Short exercise:
Only the number is wanted: how many lines in the data contain "Stimulation"?
==== Information provided
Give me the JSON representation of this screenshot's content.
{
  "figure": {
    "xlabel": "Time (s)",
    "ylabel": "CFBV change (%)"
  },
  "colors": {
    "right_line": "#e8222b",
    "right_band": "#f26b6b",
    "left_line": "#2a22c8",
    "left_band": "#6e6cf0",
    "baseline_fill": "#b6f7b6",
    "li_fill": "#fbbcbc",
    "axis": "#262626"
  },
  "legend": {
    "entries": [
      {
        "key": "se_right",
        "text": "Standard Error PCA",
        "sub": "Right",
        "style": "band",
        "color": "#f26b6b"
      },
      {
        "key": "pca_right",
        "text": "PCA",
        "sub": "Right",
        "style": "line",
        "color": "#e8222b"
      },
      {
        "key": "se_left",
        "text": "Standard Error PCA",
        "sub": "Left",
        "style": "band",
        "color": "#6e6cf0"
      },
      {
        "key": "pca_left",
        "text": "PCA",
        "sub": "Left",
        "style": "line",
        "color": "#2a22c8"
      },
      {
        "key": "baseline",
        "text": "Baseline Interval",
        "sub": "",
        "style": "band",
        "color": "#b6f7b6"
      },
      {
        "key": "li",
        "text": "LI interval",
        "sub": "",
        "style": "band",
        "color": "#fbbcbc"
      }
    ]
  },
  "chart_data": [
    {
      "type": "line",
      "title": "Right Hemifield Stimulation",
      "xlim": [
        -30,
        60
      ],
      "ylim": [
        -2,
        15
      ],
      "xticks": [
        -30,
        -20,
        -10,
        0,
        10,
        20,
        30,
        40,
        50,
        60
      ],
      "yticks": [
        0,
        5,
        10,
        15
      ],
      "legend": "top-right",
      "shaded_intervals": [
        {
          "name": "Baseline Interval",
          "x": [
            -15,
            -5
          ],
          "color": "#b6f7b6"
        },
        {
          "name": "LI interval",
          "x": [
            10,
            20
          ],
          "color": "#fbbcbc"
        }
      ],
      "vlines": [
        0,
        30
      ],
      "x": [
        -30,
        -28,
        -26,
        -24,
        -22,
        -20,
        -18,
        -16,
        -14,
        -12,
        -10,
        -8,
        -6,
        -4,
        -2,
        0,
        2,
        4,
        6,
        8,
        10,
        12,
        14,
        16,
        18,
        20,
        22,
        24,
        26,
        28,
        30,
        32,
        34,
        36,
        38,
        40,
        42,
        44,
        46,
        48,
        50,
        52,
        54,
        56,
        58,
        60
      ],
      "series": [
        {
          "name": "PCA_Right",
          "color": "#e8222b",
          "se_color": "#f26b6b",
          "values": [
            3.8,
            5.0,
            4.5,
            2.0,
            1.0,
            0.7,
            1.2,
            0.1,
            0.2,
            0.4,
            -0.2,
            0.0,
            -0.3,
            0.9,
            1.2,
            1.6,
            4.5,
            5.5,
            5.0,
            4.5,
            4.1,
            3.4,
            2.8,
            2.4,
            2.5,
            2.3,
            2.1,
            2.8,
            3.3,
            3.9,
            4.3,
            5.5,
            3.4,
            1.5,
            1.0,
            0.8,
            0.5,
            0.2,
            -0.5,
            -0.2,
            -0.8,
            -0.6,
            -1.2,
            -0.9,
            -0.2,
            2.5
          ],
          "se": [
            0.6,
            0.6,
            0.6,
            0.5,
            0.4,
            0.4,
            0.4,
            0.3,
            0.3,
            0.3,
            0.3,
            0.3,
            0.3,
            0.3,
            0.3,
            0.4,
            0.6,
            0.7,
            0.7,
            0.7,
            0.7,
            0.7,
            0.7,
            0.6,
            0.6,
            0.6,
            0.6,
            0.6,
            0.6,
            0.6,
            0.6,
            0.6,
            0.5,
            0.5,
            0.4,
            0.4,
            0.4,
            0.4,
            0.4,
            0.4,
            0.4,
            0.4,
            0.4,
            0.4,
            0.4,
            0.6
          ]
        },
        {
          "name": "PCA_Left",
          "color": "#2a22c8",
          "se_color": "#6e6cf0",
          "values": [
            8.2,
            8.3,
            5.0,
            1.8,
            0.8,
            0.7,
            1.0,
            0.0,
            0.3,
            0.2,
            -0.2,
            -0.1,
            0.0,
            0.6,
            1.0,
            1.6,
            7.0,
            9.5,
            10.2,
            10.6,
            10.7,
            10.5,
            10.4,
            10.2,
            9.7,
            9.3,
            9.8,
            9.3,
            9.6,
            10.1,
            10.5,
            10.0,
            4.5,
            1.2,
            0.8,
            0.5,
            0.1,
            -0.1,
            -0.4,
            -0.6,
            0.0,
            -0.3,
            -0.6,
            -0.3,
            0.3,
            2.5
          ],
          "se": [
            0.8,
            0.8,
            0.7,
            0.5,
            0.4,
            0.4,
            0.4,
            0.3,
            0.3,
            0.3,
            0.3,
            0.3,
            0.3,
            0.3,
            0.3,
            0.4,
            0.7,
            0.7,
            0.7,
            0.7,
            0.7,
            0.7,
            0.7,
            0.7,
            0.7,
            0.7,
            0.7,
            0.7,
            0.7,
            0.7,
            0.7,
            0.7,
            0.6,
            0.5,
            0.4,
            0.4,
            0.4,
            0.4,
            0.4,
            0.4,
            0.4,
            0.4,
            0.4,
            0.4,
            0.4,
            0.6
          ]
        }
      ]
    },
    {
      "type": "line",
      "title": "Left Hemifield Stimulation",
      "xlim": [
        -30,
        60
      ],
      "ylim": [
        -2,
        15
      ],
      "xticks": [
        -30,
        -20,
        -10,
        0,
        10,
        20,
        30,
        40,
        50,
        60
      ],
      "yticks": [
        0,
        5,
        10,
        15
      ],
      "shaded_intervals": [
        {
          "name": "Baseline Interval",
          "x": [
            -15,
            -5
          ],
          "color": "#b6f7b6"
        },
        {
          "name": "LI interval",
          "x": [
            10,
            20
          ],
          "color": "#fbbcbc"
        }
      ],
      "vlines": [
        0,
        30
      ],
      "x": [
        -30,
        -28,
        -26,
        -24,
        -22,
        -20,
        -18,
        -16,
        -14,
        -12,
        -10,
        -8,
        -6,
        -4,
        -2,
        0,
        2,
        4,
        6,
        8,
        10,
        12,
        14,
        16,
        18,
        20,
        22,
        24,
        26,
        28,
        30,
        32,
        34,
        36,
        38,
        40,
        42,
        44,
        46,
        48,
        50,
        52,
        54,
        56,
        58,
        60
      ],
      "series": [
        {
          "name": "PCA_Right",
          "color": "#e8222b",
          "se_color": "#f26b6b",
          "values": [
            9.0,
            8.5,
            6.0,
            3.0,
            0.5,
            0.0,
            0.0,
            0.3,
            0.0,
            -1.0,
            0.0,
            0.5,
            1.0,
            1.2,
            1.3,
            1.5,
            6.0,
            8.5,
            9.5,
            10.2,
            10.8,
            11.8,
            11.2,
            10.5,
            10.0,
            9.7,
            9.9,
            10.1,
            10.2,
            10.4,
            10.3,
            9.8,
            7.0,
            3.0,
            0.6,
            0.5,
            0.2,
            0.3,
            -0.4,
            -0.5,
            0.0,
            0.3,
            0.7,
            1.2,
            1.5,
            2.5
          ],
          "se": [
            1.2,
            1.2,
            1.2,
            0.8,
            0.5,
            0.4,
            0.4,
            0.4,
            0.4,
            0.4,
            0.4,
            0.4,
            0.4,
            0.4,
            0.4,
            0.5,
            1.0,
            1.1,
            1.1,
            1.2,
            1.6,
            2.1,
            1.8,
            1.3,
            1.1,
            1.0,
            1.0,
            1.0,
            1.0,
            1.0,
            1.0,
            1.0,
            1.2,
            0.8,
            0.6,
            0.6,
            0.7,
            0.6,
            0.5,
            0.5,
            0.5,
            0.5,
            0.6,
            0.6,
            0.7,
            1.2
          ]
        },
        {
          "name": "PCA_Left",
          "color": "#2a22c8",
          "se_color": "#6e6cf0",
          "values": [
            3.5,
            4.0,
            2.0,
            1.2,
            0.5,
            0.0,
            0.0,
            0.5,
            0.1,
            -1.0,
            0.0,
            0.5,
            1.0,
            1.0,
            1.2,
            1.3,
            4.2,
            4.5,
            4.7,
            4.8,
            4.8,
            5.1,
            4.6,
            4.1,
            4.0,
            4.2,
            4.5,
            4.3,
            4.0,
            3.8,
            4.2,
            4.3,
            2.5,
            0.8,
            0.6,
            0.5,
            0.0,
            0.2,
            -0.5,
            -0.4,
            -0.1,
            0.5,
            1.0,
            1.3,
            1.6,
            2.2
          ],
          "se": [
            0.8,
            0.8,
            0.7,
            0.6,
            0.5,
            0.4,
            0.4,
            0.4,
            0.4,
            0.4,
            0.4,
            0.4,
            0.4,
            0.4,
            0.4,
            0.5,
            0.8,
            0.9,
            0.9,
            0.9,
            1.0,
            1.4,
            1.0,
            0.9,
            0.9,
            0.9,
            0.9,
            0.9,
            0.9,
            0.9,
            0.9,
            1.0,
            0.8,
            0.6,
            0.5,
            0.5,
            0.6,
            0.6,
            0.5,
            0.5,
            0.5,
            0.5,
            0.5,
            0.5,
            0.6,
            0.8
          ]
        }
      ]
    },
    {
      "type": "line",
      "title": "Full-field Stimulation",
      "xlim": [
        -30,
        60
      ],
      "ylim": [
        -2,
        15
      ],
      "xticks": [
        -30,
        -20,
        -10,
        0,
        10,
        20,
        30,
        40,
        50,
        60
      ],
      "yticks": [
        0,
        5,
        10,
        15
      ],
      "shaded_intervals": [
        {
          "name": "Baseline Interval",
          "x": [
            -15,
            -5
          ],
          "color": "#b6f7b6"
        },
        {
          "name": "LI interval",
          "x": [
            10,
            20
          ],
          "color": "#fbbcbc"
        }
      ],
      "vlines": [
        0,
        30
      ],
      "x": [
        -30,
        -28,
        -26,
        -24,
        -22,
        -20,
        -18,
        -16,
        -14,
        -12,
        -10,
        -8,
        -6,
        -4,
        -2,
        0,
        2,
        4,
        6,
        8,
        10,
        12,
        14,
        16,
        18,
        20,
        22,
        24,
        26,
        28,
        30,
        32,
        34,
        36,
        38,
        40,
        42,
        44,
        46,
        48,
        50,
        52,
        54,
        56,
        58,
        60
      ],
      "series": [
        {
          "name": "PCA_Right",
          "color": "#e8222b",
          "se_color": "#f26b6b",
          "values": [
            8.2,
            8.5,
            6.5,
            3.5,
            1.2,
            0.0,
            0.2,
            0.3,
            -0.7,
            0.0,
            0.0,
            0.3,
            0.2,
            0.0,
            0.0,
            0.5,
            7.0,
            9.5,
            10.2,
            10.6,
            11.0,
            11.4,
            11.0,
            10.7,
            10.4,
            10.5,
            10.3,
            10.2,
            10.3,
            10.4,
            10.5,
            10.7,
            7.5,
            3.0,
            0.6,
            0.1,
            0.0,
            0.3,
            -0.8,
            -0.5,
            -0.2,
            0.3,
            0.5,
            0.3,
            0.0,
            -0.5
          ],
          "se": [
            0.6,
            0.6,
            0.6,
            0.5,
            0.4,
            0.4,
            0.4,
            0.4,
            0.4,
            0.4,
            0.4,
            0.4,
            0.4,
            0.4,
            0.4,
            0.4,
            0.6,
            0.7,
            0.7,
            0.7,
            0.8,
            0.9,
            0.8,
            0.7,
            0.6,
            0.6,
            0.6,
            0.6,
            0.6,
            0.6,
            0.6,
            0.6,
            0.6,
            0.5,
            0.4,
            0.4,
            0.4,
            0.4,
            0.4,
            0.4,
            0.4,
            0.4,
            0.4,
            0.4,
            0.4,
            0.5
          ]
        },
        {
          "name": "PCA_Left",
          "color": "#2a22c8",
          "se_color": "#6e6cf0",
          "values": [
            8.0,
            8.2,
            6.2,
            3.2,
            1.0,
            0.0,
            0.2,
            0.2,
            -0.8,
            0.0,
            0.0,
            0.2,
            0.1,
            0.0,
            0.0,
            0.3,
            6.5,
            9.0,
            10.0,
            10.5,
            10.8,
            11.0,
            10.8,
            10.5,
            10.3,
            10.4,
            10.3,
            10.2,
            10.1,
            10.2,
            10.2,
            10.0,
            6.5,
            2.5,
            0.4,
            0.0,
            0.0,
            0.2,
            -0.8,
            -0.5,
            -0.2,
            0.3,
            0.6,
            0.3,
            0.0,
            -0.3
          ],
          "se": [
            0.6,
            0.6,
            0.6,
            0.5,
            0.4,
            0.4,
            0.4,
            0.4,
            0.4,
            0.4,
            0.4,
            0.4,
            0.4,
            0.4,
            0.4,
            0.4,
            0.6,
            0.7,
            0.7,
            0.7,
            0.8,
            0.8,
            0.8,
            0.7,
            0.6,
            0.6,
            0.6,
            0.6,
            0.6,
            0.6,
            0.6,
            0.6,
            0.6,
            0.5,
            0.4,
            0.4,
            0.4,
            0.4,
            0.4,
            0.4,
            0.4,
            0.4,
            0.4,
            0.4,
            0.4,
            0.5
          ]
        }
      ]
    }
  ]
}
========
Output:
3